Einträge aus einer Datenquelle
——————————
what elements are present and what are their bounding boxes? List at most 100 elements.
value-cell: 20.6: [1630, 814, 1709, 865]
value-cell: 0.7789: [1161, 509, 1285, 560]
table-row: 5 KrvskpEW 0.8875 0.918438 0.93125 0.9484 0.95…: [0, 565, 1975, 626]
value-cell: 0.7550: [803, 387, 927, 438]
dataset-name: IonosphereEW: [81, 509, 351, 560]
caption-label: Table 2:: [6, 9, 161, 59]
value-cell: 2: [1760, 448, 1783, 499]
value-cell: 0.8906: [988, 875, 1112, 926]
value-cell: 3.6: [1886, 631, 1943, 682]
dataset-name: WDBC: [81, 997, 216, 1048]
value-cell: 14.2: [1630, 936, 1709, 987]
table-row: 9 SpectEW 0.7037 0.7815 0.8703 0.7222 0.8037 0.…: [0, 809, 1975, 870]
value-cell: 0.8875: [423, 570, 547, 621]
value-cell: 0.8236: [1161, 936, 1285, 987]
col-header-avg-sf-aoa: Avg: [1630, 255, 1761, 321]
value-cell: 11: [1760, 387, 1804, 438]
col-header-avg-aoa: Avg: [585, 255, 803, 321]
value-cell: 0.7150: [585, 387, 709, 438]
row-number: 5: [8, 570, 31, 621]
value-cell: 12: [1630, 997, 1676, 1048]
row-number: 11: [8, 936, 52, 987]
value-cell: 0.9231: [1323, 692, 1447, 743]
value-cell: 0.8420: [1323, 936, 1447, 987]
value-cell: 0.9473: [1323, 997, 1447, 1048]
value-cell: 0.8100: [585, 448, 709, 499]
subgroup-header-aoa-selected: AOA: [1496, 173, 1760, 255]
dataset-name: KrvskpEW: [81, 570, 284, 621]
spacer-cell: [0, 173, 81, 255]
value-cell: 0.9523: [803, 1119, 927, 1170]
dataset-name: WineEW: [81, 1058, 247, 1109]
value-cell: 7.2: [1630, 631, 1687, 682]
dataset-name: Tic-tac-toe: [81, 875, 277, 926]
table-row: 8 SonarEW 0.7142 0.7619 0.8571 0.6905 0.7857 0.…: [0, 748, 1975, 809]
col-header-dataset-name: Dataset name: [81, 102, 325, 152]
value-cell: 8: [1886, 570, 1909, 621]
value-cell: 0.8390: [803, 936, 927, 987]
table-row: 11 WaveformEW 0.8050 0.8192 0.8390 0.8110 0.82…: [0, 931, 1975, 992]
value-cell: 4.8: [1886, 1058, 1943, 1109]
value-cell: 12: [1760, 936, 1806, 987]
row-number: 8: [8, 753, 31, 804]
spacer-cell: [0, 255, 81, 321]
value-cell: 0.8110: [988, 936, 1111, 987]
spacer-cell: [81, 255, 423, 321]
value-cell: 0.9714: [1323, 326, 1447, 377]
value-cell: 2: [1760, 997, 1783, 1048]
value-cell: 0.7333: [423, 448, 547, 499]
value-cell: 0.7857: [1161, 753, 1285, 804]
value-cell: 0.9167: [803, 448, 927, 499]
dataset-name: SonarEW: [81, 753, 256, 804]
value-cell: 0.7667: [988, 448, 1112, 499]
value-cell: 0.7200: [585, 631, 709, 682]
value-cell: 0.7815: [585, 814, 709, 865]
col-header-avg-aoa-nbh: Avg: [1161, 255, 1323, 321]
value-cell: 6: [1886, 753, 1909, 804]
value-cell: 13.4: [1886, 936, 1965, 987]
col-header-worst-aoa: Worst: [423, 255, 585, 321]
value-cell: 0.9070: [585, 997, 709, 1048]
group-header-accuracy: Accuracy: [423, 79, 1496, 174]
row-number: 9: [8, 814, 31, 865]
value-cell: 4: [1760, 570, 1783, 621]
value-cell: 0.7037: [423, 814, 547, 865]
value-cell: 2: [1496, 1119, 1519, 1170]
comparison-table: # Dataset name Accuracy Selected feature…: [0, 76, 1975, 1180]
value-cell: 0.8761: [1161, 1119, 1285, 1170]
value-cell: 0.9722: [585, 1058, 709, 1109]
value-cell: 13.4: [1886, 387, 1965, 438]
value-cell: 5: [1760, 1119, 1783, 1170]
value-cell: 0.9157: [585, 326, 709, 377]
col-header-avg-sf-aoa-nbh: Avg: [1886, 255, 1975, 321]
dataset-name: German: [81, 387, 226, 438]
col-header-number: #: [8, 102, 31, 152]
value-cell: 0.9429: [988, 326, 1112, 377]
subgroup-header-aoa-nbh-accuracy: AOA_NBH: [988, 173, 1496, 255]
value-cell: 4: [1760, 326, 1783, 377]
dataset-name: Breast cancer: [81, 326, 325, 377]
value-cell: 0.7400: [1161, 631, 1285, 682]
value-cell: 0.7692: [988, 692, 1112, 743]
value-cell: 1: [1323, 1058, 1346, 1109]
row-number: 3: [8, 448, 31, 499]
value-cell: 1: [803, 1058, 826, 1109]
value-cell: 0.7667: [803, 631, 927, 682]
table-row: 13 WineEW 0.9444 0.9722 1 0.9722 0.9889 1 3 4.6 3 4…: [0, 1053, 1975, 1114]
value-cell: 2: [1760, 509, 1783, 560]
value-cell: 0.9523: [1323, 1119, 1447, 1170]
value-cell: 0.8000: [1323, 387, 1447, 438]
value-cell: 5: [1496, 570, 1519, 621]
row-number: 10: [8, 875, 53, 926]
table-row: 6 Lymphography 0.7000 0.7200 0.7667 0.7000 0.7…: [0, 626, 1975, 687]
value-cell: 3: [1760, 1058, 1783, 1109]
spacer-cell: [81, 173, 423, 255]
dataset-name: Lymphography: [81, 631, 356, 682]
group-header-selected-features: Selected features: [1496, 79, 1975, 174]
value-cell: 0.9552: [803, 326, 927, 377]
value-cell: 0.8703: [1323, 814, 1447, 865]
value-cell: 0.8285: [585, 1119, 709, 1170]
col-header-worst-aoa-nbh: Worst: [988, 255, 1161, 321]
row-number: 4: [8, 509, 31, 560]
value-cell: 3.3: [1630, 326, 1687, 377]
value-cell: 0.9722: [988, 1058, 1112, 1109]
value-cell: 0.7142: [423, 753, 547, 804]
——————————
### Gegebene Aufgabe
Gib die Zeilen vom Anfang der Zeilen bis einschließlich der Zeile mit "value-cell: 2: [1760, 448, 1783, 499]" unverändert wieder.

### Ergebnis der Aufgabe
what elements are present and what are their bounding boxes? List at most 100 elements.
value-cell: 20.6: [1630, 814, 1709, 865]
value-cell: 0.7789: [1161, 509, 1285, 560]
table-row: 5 KrvskpEW 0.8875 0.918438 0.93125 0.9484 0.95…: [0, 565, 1975, 626]
value-cell: 0.7550: [803, 387, 927, 438]
dataset-name: IonosphereEW: [81, 509, 351, 560]
caption-label: Table 2:: [6, 9, 161, 59]
value-cell: 2: [1760, 448, 1783, 499]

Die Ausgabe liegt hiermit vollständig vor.